## TASK DESCRIPTION
Below are the records. Count the lines containing the string "data", and reply with the number alone.
Start of MATERIAL FOR THIS EXERCISE
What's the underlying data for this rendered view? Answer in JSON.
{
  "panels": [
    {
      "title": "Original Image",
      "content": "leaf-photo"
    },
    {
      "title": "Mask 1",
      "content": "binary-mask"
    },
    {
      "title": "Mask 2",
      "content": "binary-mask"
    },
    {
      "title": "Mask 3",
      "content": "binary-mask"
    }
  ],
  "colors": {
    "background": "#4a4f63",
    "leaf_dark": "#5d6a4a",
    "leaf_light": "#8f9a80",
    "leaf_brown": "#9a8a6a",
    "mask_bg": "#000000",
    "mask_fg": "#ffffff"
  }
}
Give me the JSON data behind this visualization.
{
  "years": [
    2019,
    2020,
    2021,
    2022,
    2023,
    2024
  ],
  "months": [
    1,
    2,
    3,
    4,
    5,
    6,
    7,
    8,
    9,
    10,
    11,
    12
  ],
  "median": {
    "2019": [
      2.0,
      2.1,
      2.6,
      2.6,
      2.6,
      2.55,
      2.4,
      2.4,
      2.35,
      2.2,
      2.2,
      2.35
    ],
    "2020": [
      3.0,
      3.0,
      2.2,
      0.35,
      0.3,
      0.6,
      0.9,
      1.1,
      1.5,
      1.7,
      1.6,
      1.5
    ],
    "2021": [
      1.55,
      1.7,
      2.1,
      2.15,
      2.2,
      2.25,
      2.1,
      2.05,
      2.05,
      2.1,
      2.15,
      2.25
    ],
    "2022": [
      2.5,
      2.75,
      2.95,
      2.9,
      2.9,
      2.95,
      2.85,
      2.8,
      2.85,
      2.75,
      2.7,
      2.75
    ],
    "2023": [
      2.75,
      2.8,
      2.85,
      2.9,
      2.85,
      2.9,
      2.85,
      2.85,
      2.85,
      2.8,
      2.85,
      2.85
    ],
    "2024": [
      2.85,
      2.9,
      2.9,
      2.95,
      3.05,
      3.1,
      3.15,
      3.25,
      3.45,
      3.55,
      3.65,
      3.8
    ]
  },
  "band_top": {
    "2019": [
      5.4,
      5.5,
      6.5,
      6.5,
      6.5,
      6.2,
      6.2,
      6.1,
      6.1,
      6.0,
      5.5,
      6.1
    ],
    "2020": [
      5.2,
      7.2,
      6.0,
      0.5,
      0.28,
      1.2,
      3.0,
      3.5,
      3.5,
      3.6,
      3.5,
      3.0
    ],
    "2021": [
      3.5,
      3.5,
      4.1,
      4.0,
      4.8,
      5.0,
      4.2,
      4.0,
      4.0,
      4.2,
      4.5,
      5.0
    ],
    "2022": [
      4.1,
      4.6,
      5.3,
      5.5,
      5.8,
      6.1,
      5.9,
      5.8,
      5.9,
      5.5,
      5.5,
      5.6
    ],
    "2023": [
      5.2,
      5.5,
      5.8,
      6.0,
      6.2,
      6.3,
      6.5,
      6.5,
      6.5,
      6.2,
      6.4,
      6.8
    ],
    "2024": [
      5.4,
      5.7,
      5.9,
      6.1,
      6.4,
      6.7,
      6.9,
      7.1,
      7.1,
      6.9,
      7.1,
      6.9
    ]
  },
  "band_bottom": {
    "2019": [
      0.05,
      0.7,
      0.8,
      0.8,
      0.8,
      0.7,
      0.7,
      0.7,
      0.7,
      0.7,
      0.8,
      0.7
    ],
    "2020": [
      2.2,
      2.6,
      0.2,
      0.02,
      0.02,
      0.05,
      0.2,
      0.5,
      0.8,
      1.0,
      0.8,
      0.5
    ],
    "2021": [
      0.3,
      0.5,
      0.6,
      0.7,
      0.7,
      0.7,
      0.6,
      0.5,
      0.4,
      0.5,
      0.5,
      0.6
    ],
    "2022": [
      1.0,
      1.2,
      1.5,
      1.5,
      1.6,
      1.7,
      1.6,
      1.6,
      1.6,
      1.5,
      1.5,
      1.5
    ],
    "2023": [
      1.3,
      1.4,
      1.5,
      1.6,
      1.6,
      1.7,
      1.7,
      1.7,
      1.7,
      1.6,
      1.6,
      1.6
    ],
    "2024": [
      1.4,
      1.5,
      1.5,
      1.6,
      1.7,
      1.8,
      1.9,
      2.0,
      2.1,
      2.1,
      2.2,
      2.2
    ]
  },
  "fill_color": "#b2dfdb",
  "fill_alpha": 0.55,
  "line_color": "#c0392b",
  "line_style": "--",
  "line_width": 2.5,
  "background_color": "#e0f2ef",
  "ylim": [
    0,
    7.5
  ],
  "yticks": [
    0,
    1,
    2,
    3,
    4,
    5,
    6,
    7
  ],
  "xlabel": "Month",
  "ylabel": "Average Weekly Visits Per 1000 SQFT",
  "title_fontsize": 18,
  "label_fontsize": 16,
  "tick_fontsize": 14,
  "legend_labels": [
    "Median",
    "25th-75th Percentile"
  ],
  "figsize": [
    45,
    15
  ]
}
End of MATERIAL FOR THIS EXERCISE
## FINAL RESULT
2